**Data excerpts:**
• • • • • • •

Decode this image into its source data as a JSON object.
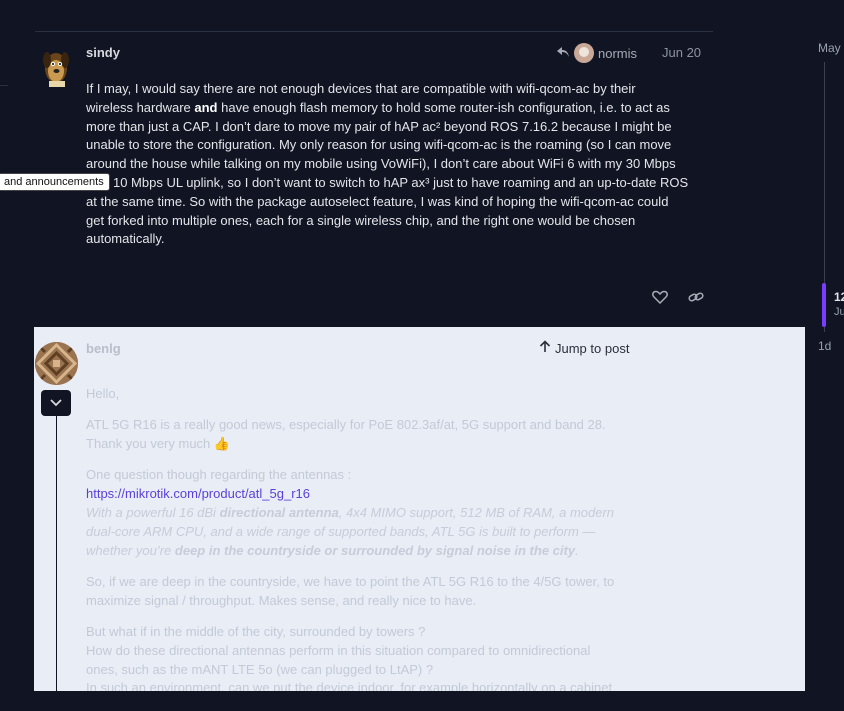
{
  "post1": {
    "username": "sindy",
    "reply_to_user": "normis",
    "date": "Jun 20",
    "body": {
      "l1": "If I may, I would say there are not enough devices that are compatible with wifi-qcom-ac by their",
      "l2a": "wireless hardware ",
      "l2b": "and",
      "l2c": " have enough flash memory to hold some router-ish configuration, i.e. to act as",
      "l3": "more than just a CAP. I don’t dare to move my pair of hAP ac² beyond ROS 7.16.2 because I might be",
      "l4": "unable to store the configuration. My only reason for using wifi-qcom-ac is the roaming (so I can move",
      "l5": "around the house while talking on my mobile using VoWiFi), I don’t care about WiFi 6 with my 30 Mbps",
      "l6": "DL / 10 Mbps UL uplink, so I don’t want to switch to hAP ax³ just to have roaming and an up-to-date ROS",
      "l7": "at the same time. So with the package autoselect feature, I was kind of hoping the wifi-qcom-ac could",
      "l8": "get forked into multiple ones, each for a single wireless chip, and the right one would be chosen",
      "l9": "automatically."
    },
    "like_icon": "heart-icon",
    "link_icon": "link-icon"
  },
  "tooltip": "and announcements",
  "timeline": {
    "top_date": "May",
    "current": "12",
    "current_sub": "Ju",
    "bottom_date": "1d",
    "accent": "#7a3cff"
  },
  "quoted": {
    "username": "benlg",
    "jump_label": "Jump to post",
    "greeting": "Hello,",
    "p2a": "ATL 5G R16 is a really good news, especially for PoE 802.3af/at, 5G support and band 28.",
    "p2b": "Thank you very much ",
    "thumbs": "👍",
    "p3": "One question though regarding the antennas :",
    "link": "https://mikrotik.com/product/atl_5g_r16",
    "q1": "With a powerful 16 dBi ",
    "q1b": "directional antenna",
    "q1c": ", 4x4 MIMO support, 512 MB of RAM, a modern",
    "q2": "dual-core ARM CPU, and a wide range of supported bands, ATL 5G is built to perform —",
    "q3": "whether you’re ",
    "q3b": "deep in the countryside or surrounded by signal noise in the city",
    "q3c": ".",
    "p4a": "So, if we are deep in the countryside, we have to point the ATL 5G R16 to the 4/5G tower, to",
    "p4b": "maximize signal / throughput. Makes sense, and really nice to have.",
    "p5a": "But what if in the middle of the city, surrounded by towers ?",
    "p5b": "How do these directional antennas perform in this situation compared to omnidirectional",
    "p5c": "ones, such as the mANT LTE 5o (we can plugged to LtAP) ?",
    "p5d": "In such an environment, can we put the device indoor, for example horizontally on a cabinet"
  }
}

• • • • • • •

**What is required:** Spot every line that holds "roaming" and copy it.

**Reply:**
      "l4": "unable to store the configuration. My only reason for using wifi-qcom-ac is the roaming (so I can move",
      "l6": "DL / 10 Mbps UL uplink, so I don’t want to switch to hAP ax³ just to have roaming and an up-to-date ROS",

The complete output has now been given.